Copy out every line exactly, passing over the pictures.

---------------

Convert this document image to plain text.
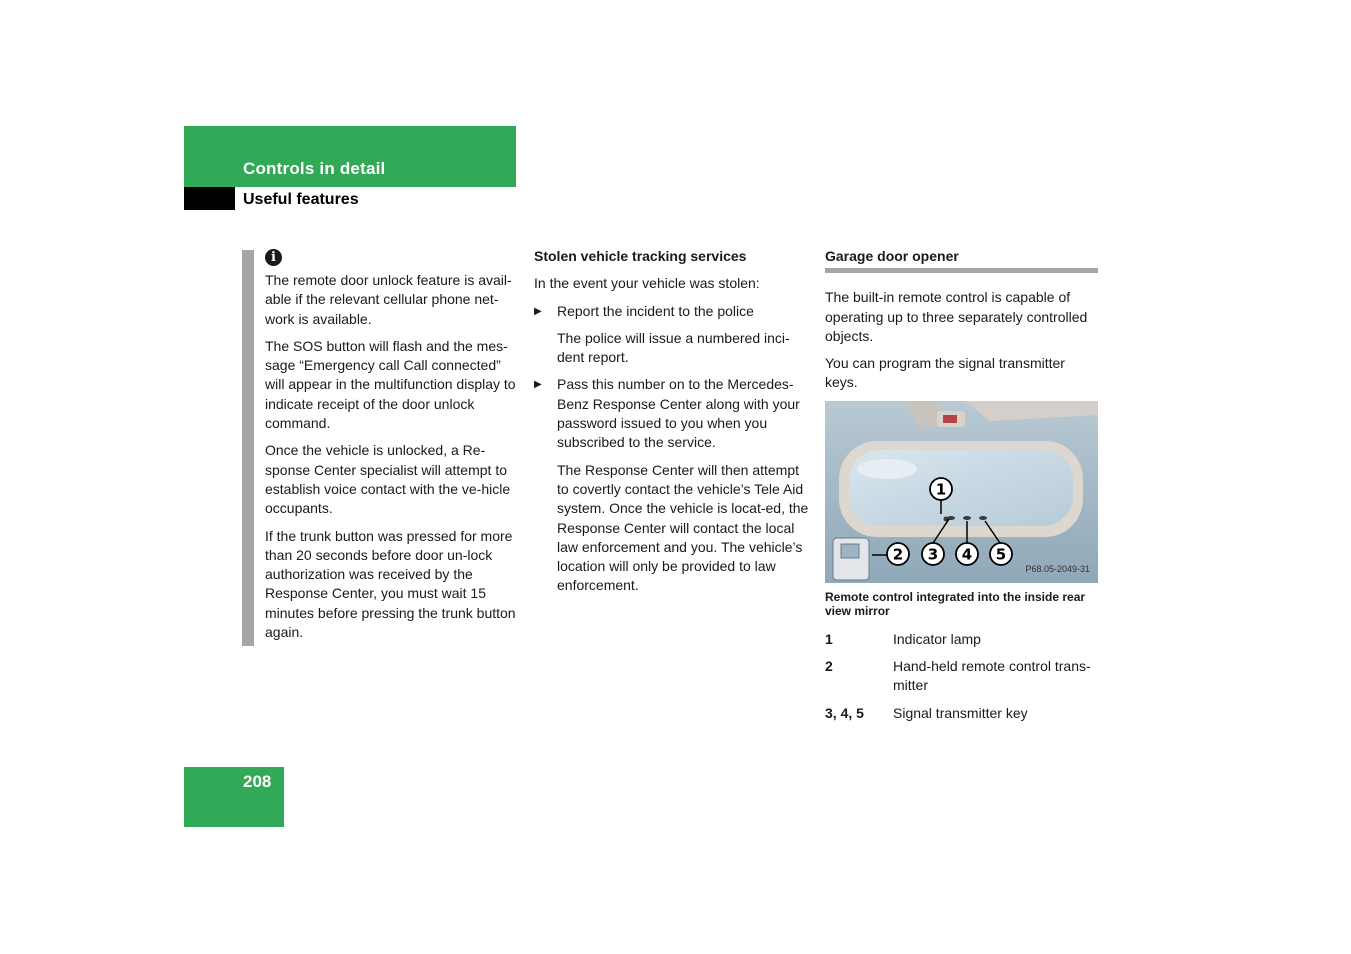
Controls in detail
Useful features
i

The remote door unlock feature is avail-able if the relevant cellular phone net-work is available.

The SOS button will flash and the mes-sage “Emergency call Call connected” will appear in the multifunction display to indicate receipt of the door unlock command.

Once the vehicle is unlocked, a Re-sponse Center specialist will attempt to establish voice contact with the ve-hicle occupants.

If the trunk button was pressed for more than 20 seconds before door un-lock authorization was received by the Response Center, you must wait 15 minutes before pressing the trunk button again.

Stolen vehicle tracking services

In the event your vehicle was stolen:

▶ Report the incident to the police
The police will issue a numbered inci-dent report.
▶ Pass this number on to the Mercedes-Benz Response Center along with your password issued to you when you subscribed to the service.
The Response Center will then attempt to covertly contact the vehicle’s Tele Aid system. Once the vehicle is locat-ed, the Response Center will contact the local law enforcement and you. The vehicle’s location will only be provided to law enforcement.
Garage door opener

The built-in remote control is capable of operating up to three separately controlled objects.

You can program the signal transmitter keys.

1
2 3 4 5
P68.05-2049-31
Remote control integrated into the inside rear view mirror
1	Indicator lamp
2	Hand-held remote control trans-mitter
3, 4, 5	Signal transmitter key
208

---------------

§ Result of this exercise:
Convert this document image to plain text.
Controls in detail
Useful features
i

The remote door unlock feature is avail-able if the relevant cellular phone net-work is available.

The SOS button will flash and the mes-sage “Emergency call Call connected” will appear in the multifunction display to indicate receipt of the door unlock command.

Once the vehicle is unlocked, a Re-sponse Center specialist will attempt to establish voice contact with the ve-hicle occupants.

If the trunk button was pressed for more than 20 seconds before door un-lock authorization was received by the Response Center, you must wait 15 minutes before pressing the trunk button again.

Stolen vehicle tracking services

In the event your vehicle was stolen:

▶ Report the incident to the police
The police will issue a numbered inci-dent report.
▶ Pass this number on to the Mercedes-Benz Response Center along with your password issued to you when you subscribed to the service.
The Response Center will then attempt to covertly contact the vehicle’s Tele Aid system. Once the vehicle is locat-ed, the Response Center will contact the local law enforcement and you. The vehicle’s location will only be provided to law enforcement.
Garage door opener

The built-in remote control is capable of operating up to three separately controlled objects.

You can program the signal transmitter keys.

1
2 3 4 5
P68.05-2049-31
Remote control integrated into the inside rear view mirror
1	Indicator lamp
2	Hand-held remote control trans-mitter
3, 4, 5	Signal transmitter key
208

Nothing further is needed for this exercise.